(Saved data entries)
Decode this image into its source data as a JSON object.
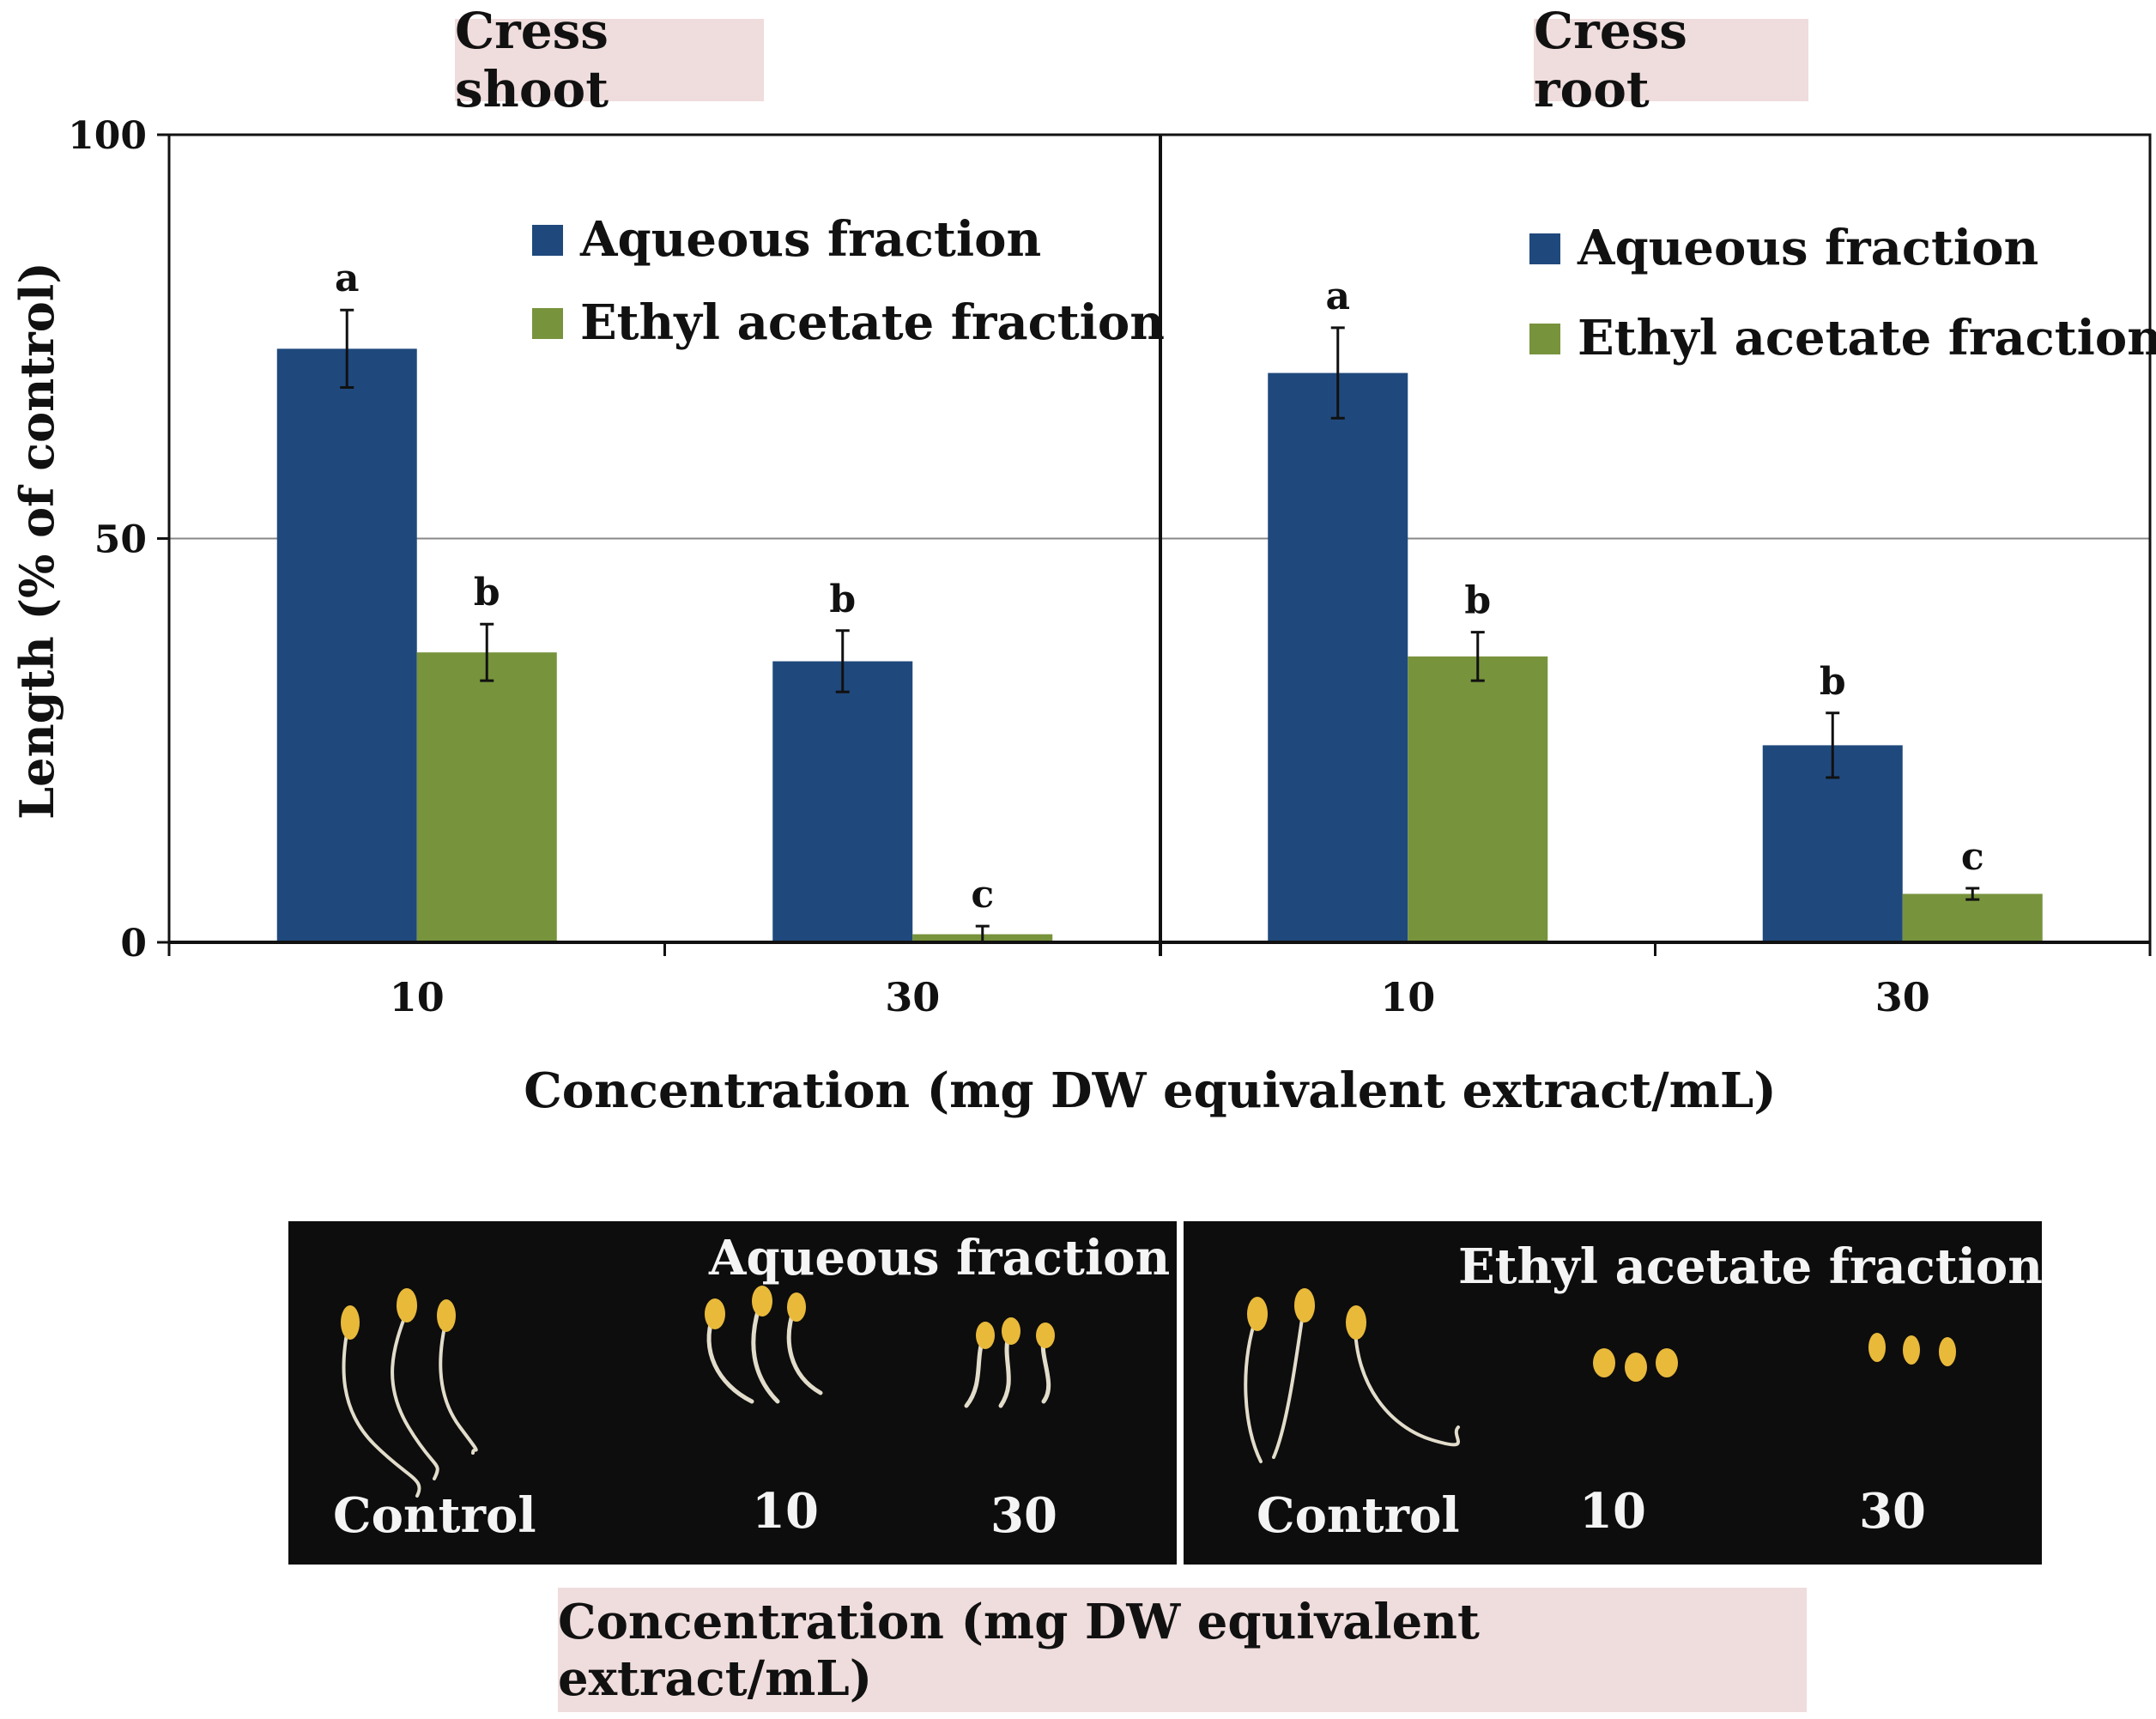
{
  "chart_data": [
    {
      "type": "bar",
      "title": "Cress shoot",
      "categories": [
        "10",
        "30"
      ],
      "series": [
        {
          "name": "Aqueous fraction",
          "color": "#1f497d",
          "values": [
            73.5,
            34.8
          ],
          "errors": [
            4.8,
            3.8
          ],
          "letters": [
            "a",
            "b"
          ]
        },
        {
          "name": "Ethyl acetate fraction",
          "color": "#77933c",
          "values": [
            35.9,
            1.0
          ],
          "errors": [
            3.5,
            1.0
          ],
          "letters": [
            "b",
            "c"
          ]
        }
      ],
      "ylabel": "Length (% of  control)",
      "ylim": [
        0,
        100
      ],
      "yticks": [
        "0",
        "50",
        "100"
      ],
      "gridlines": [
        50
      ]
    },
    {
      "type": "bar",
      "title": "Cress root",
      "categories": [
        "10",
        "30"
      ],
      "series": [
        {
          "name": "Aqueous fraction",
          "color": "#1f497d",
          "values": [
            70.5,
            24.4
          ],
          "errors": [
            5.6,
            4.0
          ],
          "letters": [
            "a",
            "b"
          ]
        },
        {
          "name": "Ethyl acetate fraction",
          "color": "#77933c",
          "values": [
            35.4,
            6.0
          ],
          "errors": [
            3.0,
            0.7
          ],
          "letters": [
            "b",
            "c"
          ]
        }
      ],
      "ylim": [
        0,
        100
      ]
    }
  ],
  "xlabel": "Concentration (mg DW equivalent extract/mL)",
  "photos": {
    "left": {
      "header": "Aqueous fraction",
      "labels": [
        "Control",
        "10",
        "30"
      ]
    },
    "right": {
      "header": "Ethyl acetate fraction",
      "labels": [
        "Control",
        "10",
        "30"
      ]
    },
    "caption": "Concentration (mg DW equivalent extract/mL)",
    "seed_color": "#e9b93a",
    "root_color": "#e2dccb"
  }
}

OBJECTIVE. Copy out all lines from the material above that contain the string "Concentration".

CORRECT ANSWER.
  "xlabel": "Concentration (mg DW equivalent extract/mL)",
    "caption": "Concentration (mg DW equivalent extract/mL)",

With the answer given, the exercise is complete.